• _Objective_
Go through the listing below and gather every line with the word "stroke".

[start of Data records]

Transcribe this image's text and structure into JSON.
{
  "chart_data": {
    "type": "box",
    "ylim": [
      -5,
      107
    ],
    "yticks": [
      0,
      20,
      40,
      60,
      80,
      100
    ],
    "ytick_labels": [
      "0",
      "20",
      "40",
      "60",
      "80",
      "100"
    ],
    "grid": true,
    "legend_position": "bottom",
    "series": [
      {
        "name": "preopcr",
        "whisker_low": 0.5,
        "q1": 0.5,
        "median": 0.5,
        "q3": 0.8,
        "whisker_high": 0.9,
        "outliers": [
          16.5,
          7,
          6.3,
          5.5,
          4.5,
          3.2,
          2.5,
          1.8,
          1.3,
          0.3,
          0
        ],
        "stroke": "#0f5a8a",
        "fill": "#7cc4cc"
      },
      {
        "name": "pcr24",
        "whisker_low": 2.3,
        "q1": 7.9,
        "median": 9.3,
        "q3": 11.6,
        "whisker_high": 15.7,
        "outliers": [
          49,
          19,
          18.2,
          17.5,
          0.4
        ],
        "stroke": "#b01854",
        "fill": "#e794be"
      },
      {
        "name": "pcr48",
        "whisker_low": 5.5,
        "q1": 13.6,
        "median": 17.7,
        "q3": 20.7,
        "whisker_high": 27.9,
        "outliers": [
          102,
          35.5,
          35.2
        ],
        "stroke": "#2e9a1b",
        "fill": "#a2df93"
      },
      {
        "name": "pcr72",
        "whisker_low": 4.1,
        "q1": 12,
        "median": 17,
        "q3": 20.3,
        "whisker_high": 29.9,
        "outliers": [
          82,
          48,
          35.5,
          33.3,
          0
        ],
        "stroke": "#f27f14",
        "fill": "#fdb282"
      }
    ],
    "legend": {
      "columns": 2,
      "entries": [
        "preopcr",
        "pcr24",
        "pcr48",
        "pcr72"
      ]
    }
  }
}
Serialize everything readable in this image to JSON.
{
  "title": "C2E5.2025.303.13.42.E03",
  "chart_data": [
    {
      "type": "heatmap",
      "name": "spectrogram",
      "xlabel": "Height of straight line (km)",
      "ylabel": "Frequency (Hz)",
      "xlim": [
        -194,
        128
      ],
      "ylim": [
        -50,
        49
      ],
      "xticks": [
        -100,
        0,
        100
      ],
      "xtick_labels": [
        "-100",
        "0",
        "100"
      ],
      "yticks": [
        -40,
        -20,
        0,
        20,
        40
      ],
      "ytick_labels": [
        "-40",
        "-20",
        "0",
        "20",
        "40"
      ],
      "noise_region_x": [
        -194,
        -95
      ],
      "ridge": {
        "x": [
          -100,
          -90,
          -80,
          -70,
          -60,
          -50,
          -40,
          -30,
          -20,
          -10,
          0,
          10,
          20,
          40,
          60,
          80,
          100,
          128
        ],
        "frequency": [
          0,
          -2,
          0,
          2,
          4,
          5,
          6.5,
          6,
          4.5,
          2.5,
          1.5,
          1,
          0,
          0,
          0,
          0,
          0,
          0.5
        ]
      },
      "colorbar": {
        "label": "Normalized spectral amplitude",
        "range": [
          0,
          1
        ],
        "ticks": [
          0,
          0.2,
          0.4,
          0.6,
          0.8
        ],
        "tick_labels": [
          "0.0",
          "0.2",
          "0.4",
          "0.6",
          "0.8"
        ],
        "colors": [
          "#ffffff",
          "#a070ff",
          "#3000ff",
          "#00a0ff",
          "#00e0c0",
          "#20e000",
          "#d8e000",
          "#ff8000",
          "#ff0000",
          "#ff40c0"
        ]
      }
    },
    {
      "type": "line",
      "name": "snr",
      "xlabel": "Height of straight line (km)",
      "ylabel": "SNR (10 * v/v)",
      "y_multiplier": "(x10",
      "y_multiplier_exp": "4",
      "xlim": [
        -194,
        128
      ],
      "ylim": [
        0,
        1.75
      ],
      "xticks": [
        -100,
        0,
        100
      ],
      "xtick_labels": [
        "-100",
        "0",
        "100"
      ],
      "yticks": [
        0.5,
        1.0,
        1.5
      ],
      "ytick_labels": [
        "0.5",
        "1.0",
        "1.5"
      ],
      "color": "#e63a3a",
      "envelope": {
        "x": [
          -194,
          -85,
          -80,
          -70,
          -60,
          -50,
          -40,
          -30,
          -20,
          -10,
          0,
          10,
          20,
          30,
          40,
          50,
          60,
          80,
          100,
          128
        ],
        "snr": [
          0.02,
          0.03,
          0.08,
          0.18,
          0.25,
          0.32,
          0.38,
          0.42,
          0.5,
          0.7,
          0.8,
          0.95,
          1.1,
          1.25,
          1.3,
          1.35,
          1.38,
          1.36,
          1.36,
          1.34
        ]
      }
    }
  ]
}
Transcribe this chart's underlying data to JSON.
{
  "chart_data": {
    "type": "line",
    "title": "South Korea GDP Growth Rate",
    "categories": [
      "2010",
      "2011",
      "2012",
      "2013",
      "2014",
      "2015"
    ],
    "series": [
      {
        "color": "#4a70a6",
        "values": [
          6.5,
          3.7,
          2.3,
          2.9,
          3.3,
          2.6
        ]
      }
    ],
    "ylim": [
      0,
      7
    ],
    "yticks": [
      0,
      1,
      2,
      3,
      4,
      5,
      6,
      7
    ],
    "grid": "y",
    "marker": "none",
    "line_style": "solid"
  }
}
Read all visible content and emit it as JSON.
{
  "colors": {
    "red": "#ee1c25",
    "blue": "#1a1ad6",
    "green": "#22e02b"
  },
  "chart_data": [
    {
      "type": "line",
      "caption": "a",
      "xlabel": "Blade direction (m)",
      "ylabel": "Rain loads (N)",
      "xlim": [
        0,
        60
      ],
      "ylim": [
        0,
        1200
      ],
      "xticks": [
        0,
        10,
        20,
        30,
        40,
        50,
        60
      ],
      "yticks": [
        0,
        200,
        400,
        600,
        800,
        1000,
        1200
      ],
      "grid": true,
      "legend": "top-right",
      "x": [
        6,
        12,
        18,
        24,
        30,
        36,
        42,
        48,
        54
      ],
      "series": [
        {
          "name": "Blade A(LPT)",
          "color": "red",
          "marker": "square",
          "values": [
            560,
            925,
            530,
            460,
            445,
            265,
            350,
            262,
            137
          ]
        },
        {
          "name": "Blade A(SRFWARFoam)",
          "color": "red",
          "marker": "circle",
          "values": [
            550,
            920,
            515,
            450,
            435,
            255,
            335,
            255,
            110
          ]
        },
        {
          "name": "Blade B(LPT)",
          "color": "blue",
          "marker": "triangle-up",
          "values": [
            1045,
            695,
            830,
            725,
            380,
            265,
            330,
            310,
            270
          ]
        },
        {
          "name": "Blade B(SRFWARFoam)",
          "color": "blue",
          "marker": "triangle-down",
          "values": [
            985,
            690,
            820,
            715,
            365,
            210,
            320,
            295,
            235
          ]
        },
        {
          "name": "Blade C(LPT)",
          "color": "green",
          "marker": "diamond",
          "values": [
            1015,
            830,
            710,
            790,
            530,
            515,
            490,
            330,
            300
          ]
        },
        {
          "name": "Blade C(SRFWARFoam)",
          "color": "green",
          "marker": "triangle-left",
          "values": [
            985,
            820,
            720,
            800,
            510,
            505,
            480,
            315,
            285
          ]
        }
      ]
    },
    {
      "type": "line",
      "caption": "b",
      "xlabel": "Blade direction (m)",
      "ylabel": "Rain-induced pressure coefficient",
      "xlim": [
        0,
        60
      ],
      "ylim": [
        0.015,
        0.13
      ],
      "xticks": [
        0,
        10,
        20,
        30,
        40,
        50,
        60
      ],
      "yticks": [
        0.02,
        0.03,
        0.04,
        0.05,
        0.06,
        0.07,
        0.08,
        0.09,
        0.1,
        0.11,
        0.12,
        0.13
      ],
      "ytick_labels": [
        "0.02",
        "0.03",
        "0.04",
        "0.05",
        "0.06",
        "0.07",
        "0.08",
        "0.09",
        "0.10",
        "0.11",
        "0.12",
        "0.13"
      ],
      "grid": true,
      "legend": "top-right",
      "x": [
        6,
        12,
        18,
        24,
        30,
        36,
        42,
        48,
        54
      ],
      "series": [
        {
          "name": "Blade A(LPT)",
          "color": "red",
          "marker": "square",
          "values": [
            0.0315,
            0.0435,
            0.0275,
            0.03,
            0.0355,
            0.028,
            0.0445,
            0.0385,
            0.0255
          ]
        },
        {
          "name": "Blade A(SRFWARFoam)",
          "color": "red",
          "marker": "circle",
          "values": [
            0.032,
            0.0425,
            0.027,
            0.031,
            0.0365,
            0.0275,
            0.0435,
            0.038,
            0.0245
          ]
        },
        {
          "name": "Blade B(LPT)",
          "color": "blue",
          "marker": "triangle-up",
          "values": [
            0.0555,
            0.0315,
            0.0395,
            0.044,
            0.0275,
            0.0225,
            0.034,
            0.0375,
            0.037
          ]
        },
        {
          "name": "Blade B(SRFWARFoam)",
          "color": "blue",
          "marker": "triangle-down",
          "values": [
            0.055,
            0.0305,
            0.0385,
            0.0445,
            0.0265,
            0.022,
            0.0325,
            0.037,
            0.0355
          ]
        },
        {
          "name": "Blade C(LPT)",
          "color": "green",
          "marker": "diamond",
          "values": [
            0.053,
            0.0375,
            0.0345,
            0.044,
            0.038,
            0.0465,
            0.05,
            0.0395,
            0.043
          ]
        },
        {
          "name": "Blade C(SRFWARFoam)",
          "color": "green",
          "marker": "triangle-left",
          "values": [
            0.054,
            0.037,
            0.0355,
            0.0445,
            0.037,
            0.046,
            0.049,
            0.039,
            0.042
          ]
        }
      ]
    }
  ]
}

[end of Data records]

• _Written response_
        "stroke": "#0f5a8a",
        "stroke": "#b01854",
        "stroke": "#2e9a1b",
        "stroke": "#f27f14",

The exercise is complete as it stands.